Show every line of the records below that contains the word "bicontinous".

• • •

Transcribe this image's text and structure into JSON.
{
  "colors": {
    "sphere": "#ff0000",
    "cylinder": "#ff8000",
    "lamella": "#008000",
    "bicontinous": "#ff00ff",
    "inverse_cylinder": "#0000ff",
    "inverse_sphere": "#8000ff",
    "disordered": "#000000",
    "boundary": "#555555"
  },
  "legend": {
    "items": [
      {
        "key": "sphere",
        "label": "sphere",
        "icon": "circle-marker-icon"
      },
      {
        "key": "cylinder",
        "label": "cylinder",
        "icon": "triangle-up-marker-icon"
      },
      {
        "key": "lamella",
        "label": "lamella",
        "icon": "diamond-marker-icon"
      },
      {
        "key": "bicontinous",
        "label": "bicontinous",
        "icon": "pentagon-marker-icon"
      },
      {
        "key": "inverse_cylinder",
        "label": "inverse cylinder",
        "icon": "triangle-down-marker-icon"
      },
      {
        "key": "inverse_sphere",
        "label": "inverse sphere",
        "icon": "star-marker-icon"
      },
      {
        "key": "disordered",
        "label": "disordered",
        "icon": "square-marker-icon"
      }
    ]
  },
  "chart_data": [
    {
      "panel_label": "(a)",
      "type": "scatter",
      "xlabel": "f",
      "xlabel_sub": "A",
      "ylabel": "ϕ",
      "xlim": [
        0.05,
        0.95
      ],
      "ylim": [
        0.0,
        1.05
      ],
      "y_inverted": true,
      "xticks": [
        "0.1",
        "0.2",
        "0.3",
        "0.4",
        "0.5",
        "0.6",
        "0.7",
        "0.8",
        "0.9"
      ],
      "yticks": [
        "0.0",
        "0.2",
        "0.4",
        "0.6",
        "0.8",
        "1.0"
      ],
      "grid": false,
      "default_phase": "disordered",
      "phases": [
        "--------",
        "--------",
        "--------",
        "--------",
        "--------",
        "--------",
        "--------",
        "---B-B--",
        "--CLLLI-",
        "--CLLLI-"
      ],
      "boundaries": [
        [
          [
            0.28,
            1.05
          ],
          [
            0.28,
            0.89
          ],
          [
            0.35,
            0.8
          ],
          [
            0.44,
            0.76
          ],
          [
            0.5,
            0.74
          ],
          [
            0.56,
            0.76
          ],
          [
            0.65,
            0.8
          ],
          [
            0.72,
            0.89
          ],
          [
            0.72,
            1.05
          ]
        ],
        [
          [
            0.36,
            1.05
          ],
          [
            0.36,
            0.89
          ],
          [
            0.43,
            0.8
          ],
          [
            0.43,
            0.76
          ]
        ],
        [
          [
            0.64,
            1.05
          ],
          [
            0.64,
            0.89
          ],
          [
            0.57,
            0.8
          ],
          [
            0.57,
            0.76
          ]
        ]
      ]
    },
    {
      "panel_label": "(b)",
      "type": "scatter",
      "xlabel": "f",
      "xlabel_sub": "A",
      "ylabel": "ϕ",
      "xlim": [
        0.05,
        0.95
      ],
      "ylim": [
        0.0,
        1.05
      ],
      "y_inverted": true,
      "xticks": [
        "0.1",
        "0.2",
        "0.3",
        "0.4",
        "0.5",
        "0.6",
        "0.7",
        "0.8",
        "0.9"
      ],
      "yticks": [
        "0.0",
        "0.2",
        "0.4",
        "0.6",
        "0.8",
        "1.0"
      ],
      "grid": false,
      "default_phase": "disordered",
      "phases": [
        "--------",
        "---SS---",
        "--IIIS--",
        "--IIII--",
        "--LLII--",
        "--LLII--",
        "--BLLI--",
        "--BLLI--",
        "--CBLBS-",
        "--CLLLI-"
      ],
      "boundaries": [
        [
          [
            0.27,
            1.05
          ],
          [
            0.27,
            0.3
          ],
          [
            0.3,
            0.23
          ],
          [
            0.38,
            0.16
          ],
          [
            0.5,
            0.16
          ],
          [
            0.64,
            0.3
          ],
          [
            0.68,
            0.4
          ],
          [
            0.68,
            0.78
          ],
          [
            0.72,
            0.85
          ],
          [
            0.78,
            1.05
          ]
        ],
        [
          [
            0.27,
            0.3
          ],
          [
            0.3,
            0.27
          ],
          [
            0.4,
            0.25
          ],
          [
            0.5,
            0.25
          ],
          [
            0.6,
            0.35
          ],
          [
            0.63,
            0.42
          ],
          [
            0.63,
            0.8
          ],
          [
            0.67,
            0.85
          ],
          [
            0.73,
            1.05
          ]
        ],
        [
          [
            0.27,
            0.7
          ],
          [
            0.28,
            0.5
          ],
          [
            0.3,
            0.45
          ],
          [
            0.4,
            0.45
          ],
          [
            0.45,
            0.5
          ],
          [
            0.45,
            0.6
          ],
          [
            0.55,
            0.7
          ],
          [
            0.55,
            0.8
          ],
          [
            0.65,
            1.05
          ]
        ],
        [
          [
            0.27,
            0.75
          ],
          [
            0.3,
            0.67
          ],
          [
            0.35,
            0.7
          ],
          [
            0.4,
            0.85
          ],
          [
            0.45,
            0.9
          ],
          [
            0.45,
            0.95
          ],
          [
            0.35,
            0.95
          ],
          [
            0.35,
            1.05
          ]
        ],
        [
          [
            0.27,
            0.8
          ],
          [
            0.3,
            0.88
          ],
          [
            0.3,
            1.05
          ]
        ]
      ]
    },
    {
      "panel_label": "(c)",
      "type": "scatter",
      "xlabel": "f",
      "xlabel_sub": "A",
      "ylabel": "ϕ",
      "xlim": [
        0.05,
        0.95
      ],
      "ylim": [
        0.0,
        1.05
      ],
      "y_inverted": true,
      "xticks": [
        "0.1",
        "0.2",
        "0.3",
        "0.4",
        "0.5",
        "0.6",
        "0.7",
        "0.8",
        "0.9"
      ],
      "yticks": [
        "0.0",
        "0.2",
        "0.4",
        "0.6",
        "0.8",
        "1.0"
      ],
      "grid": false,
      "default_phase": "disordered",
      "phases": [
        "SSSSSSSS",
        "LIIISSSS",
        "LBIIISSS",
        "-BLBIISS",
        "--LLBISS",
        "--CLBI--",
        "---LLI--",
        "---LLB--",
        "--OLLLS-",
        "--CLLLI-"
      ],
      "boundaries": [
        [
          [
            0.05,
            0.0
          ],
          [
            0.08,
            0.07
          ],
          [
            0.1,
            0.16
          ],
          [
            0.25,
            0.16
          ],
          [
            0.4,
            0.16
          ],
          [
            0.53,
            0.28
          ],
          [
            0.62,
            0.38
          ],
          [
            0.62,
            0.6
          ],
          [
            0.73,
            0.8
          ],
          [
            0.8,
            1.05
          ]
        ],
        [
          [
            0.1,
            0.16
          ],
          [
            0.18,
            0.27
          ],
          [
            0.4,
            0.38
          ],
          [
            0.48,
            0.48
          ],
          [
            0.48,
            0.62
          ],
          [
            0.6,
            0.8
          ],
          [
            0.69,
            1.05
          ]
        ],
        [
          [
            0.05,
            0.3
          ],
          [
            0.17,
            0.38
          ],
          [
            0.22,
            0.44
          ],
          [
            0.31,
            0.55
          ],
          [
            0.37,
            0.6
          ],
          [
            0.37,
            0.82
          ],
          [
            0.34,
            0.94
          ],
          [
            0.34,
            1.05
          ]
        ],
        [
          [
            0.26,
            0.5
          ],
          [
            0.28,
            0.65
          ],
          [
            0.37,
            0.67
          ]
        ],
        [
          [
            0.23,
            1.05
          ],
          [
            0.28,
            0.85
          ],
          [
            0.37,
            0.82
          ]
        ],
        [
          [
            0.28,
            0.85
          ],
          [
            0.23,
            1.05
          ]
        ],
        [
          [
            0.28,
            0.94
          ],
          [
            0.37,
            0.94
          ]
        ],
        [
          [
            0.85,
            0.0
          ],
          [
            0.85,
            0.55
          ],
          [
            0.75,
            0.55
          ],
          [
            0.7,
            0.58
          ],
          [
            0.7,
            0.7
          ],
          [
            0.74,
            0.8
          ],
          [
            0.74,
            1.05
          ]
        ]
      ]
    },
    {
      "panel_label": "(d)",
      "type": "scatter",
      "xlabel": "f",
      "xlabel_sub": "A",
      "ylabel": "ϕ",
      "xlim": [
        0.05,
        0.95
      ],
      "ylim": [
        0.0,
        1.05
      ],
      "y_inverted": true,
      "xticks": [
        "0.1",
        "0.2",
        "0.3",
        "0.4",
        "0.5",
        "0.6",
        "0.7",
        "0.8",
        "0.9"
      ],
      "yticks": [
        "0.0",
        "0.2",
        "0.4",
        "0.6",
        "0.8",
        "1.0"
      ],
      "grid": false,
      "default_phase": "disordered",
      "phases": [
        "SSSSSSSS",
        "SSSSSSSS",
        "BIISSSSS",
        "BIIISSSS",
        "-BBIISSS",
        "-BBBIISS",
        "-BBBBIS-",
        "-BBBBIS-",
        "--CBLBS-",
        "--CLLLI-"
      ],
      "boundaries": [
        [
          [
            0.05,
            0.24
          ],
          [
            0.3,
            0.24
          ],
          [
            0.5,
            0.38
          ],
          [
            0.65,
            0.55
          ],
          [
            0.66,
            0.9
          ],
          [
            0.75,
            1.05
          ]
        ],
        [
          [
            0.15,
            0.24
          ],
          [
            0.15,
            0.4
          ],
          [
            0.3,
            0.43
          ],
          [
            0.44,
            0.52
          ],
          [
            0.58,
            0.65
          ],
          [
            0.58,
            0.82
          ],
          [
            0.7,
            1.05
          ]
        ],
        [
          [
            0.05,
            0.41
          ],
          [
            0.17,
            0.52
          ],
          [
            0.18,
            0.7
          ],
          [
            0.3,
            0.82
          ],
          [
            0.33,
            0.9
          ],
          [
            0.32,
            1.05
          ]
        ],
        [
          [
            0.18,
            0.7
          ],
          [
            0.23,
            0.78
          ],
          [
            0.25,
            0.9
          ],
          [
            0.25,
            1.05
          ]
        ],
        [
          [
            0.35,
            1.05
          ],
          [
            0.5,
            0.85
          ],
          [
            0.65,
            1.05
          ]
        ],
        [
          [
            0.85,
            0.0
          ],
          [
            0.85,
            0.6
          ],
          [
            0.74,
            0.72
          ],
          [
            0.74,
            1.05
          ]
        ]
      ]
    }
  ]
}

• • •

== TASK SOLUTION ==
    "bicontinous": "#ff00ff",
        "key": "bicontinous",
        "label": "bicontinous",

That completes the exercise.